● PROBLEM TO WORK ON
Read the records below. Copy each line where the string "JSON" occurs.

[Recorded data]
────
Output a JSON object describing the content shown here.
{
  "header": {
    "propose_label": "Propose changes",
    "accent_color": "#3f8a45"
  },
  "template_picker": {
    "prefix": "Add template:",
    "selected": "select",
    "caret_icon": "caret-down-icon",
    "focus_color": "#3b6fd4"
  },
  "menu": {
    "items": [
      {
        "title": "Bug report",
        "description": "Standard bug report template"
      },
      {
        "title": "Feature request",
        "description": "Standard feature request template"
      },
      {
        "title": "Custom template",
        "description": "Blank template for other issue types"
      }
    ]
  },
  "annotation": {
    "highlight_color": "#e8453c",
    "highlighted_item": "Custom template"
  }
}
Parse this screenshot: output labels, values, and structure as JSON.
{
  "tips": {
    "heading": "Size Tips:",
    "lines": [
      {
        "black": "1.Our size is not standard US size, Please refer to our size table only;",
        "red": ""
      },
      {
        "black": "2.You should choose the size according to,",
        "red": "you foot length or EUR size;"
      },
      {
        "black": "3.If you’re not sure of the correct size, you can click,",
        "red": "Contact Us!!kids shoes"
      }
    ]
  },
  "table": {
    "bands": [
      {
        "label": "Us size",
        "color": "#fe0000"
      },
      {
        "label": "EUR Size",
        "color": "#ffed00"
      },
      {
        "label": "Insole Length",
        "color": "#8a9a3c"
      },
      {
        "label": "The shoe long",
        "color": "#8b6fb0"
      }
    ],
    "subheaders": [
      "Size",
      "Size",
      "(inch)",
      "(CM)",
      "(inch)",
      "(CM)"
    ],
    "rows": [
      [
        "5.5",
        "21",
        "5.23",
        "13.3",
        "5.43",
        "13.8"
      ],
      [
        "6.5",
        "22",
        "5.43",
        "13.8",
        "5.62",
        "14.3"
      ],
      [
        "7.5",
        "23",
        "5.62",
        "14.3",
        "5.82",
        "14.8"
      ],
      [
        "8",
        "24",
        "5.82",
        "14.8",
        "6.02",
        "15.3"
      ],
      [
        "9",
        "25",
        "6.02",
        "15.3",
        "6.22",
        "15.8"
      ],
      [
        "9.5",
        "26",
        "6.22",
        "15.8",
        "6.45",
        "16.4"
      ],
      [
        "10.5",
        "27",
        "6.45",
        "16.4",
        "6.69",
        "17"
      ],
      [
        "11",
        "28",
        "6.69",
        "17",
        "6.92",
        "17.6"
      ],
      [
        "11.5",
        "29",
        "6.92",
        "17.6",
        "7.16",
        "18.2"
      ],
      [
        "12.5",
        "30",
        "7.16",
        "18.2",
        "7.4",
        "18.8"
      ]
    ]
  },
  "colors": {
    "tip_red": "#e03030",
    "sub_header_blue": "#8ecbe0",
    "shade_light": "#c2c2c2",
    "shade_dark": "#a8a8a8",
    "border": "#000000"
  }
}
────
● REPLY
Output a JSON object describing the content shown here.
Parse this screenshot: output labels, values, and structure as JSON.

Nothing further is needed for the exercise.